* Brief
Rewrite the rows starting with the line containing "tio2-point-11 <box>547 172 563 188</box>" and continuing through the line containing "feo-point-2 <box>149 551 162 564</box>", replacing "x-tick-label" with "horizontal-tick-label" and leaving everything else unchanged.
---
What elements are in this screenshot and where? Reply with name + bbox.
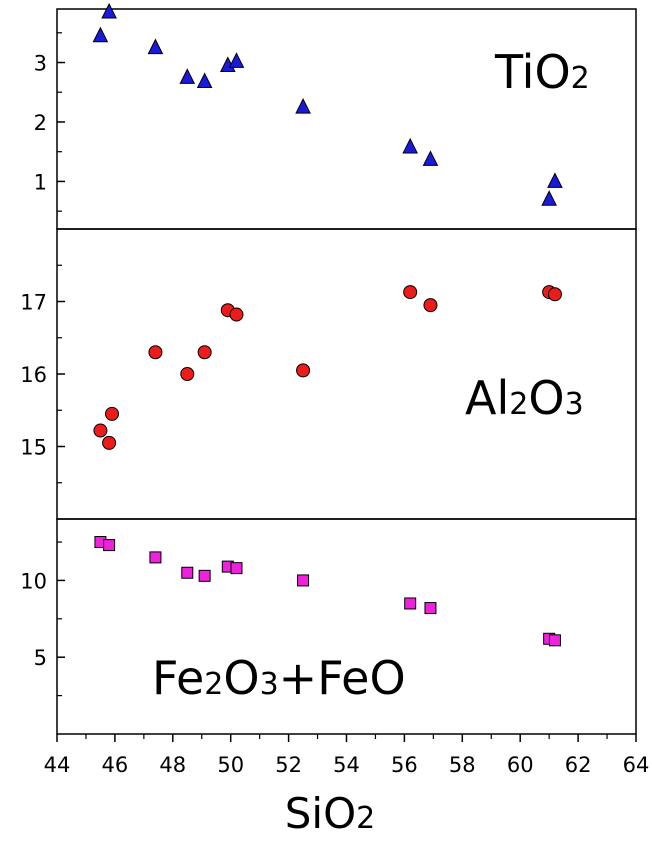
tio2-point-11 <box>547 172 563 188</box>
feo-point-4 <box>198 569 211 582</box>
x-tick-label: 54 <box>333 753 360 777</box>
panel-al2o3: 15 16 17 Al2O3 <box>20 228 637 520</box>
tio2-point-1 <box>101 2 117 19</box>
feo-point-6 <box>230 562 243 575</box>
tio2-point-10 <box>541 190 557 206</box>
y-tick-label: 16 <box>20 363 47 387</box>
tio2-point-4 <box>196 72 213 89</box>
y-tick-label: 3 <box>34 52 47 76</box>
x-tick-label: 44 <box>44 753 71 777</box>
y-tick-label: 17 <box>20 291 47 315</box>
feo-point-3 <box>181 566 194 579</box>
feo-point-11 <box>548 634 561 647</box>
al2o3-point-8 <box>296 363 311 378</box>
x-axis-label: SiO2 <box>285 789 375 838</box>
feo-point-7 <box>297 574 310 587</box>
al2o3-point-3 <box>148 345 163 360</box>
tio2-point-8 <box>402 137 418 154</box>
feo-point-2 <box>149 551 162 564</box>
al2o3-point-7 <box>229 307 244 322</box>
panel-label-tio2: TiO2 <box>494 45 590 99</box>
al2o3-point-12 <box>547 287 562 302</box>
panel-feo: 5 10 Fe2O3+FeO <box>20 518 637 735</box>
feo-point-1 <box>103 539 116 552</box>
x-tick-label: 60 <box>507 753 534 777</box>
x-tick-label: 50 <box>217 753 244 777</box>
panel-tio2: 1 2 3 TiO2 <box>34 2 637 230</box>
x-tick-label: 62 <box>565 753 592 777</box>
y-tick-label: 2 <box>34 111 47 135</box>
panel-label-al2o3: Al2O3 <box>465 371 584 425</box>
tio2-point-2 <box>147 38 164 55</box>
x-tick-label: 56 <box>391 753 418 777</box>
tio2-point-0 <box>92 26 109 43</box>
x-tick-label: 52 <box>275 753 302 777</box>
x-tick-label: 48 <box>159 753 186 777</box>
al2o3-point-4 <box>180 367 195 381</box>
tio2-point-3 <box>179 68 196 84</box>
al2o3-point-10 <box>423 298 438 313</box>
y-tick-label: 10 <box>20 569 47 593</box>
al2o3-point-5 <box>197 345 212 360</box>
feo-point-8 <box>404 597 417 610</box>
x-axis: 44 46 48 50 52 54 56 58 60 62 64 SiO2 <box>44 734 650 838</box>
al2o3-point-9 <box>403 285 418 300</box>
tio2-point-6 <box>228 52 245 68</box>
al2o3-point-0 <box>93 423 108 438</box>
tio2-point-7 <box>295 97 311 114</box>
tio2-point-9 <box>422 150 439 166</box>
panel-label-feo: Fe2O3+FeO <box>152 651 406 705</box>
x-tick-label: 64 <box>623 753 650 777</box>
y-tick-label: 15 <box>20 436 47 460</box>
feo-point-9 <box>424 602 437 615</box>
al2o3-point-1 <box>102 435 117 450</box>
y-tick-label: 1 <box>34 170 47 194</box>
x-tick-label: 46 <box>102 753 129 777</box>
y-tick-label: 5 <box>34 646 47 670</box>
x-tick-label: 58 <box>449 753 476 777</box>
al2o3-point-2 <box>105 406 120 421</box>
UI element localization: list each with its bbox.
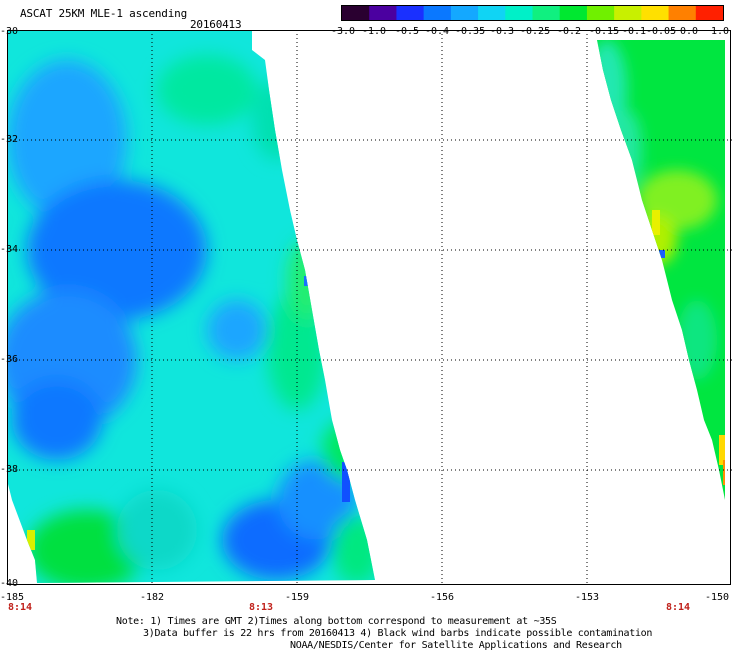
colorbar-label: -1.0 (362, 26, 387, 37)
lon-label: -150 (705, 592, 730, 603)
time-label: 8:13 (249, 602, 274, 613)
colorbar-segment (614, 6, 642, 20)
colorbar-segment (478, 6, 506, 20)
lon-label: -156 (430, 592, 455, 603)
lon-label: -185 (0, 592, 25, 603)
colorbar-segment (342, 6, 370, 20)
colorbar-label: -0.3 (490, 26, 515, 37)
colorbar-segment (559, 6, 588, 20)
lon-label: -182 (140, 592, 165, 603)
lat-label: -40 (0, 578, 19, 589)
time-label: 8:14 (666, 602, 691, 613)
lat-label: -30 (0, 26, 19, 37)
colorbar-segment (641, 6, 670, 20)
colorbar-label: -0.25 (520, 26, 551, 37)
colorbar-segment (586, 6, 615, 20)
swath-right (597, 40, 725, 500)
colorbar-label: -0.1 (622, 26, 647, 37)
colorbar-segment (695, 6, 723, 20)
colorbar-label: -0.2 (557, 26, 582, 37)
colorbar-segment (532, 6, 561, 20)
map-frame (7, 30, 731, 585)
colorbar-label: -0.05 (646, 26, 677, 37)
colorbar-label: -3.0 (331, 26, 356, 37)
lon-label: -153 (575, 592, 600, 603)
colorbar-segment (369, 6, 397, 20)
graticule (7, 30, 732, 585)
lon-label: -159 (285, 592, 310, 603)
lat-label: -32 (0, 134, 19, 145)
lat-label: -34 (0, 244, 19, 255)
colorbar-label: -0.4 (425, 26, 450, 37)
colorbar-segment (396, 6, 425, 20)
date-label: 20160413 (190, 18, 242, 31)
colorbar-label: 0.0 (680, 26, 699, 37)
wind-map (7, 30, 732, 585)
swath-left (7, 30, 375, 583)
colorbar-segment (423, 6, 452, 20)
colorbar-label: -0.5 (395, 26, 420, 37)
lat-label: -38 (0, 464, 19, 475)
note-line-2: 3)Data buffer is 22 hrs from 20160413 4)… (143, 628, 653, 639)
note-line-3: NOAA/NESDIS/Center for Satellite Applica… (290, 640, 622, 651)
lat-label: -36 (0, 354, 19, 365)
colorbar-segment (450, 6, 479, 20)
time-label: 8:14 (8, 602, 33, 613)
colorbar-label: -0.15 (589, 26, 620, 37)
title: ASCAT 25KM MLE-1 ascending (20, 7, 187, 20)
colorbar-label: -0.35 (455, 26, 486, 37)
colorbar (341, 5, 724, 21)
colorbar-label: 1.0 (711, 26, 730, 37)
colorbar-segment (668, 6, 697, 20)
colorbar-segment (505, 6, 533, 20)
note-line-1: Note: 1) Times are GMT 2)Times along bot… (116, 616, 557, 627)
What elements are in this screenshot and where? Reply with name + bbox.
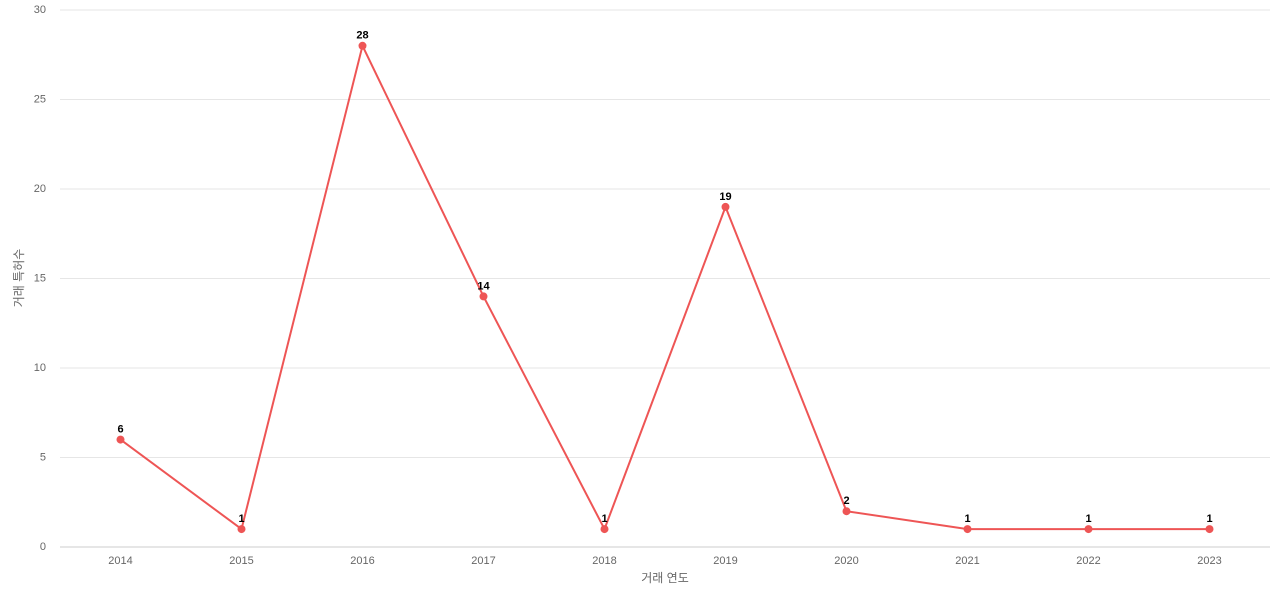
x-tick-label: 2016 xyxy=(350,555,374,567)
point xyxy=(116,435,125,444)
x-tick-label: 2021 xyxy=(955,555,979,567)
point xyxy=(721,202,730,211)
value-label: 1 xyxy=(964,513,970,525)
x-tick-label: 2019 xyxy=(713,555,737,567)
value-label: 1 xyxy=(238,513,244,525)
y-tick-label: 25 xyxy=(34,93,46,105)
value-label: 1 xyxy=(1085,513,1091,525)
x-tick-label: 2023 xyxy=(1197,555,1221,567)
x-tick-label: 2015 xyxy=(229,555,253,567)
point xyxy=(479,292,488,301)
y-axis-label: 거래 특허수 xyxy=(12,249,26,308)
x-tick-label: 2020 xyxy=(834,555,858,567)
x-tick-label: 2022 xyxy=(1076,555,1100,567)
value-label: 2 xyxy=(843,495,849,507)
value-label: 28 xyxy=(356,30,368,42)
point xyxy=(963,525,972,534)
value-label: 6 xyxy=(117,424,123,436)
point xyxy=(600,525,609,534)
point xyxy=(1084,525,1093,534)
y-tick-label: 30 xyxy=(34,4,46,16)
value-label: 1 xyxy=(1206,513,1212,525)
x-tick-label: 2017 xyxy=(471,555,495,567)
y-tick-label: 20 xyxy=(34,183,46,195)
point xyxy=(1205,525,1214,534)
x-tick-label: 2014 xyxy=(108,555,132,567)
y-tick-label: 0 xyxy=(40,541,46,553)
y-tick-label: 10 xyxy=(34,362,46,374)
x-tick-label: 2018 xyxy=(592,555,616,567)
point xyxy=(842,507,851,516)
line xyxy=(119,42,1210,532)
point xyxy=(358,41,367,50)
value-label: 1 xyxy=(601,513,607,525)
y-tick-label: 5 xyxy=(40,451,46,463)
y-tick-label: 15 xyxy=(34,272,46,284)
value-label: 19 xyxy=(719,191,731,203)
x-axis-label: 거래 연도 xyxy=(641,571,689,585)
value-label: 14 xyxy=(477,280,490,292)
point xyxy=(237,525,246,534)
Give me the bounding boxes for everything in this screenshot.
---
* Exercise answer
tio2-point-11 <box>547 172 563 188</box>
feo-point-4 <box>198 569 211 582</box>
horizontal-tick-label: 54 <box>333 753 360 777</box>
panel-al2o3: 15 16 17 Al2O3 <box>20 228 637 520</box>
tio2-point-1 <box>101 2 117 19</box>
feo-point-6 <box>230 562 243 575</box>
tio2-point-10 <box>541 190 557 206</box>
y-tick-label: 16 <box>20 363 47 387</box>
tio2-point-4 <box>196 72 213 89</box>
y-tick-label: 3 <box>34 52 47 76</box>
horizontal-tick-label: 44 <box>44 753 71 777</box>
y-tick-label: 17 <box>20 291 47 315</box>
feo-point-3 <box>181 566 194 579</box>
feo-point-11 <box>548 634 561 647</box>
al2o3-point-8 <box>296 363 311 378</box>
x-axis-label: SiO2 <box>285 789 375 838</box>
feo-point-7 <box>297 574 310 587</box>
al2o3-point-3 <box>148 345 163 360</box>
tio2-point-8 <box>402 137 418 154</box>
feo-point-2 <box>149 551 162 564</box>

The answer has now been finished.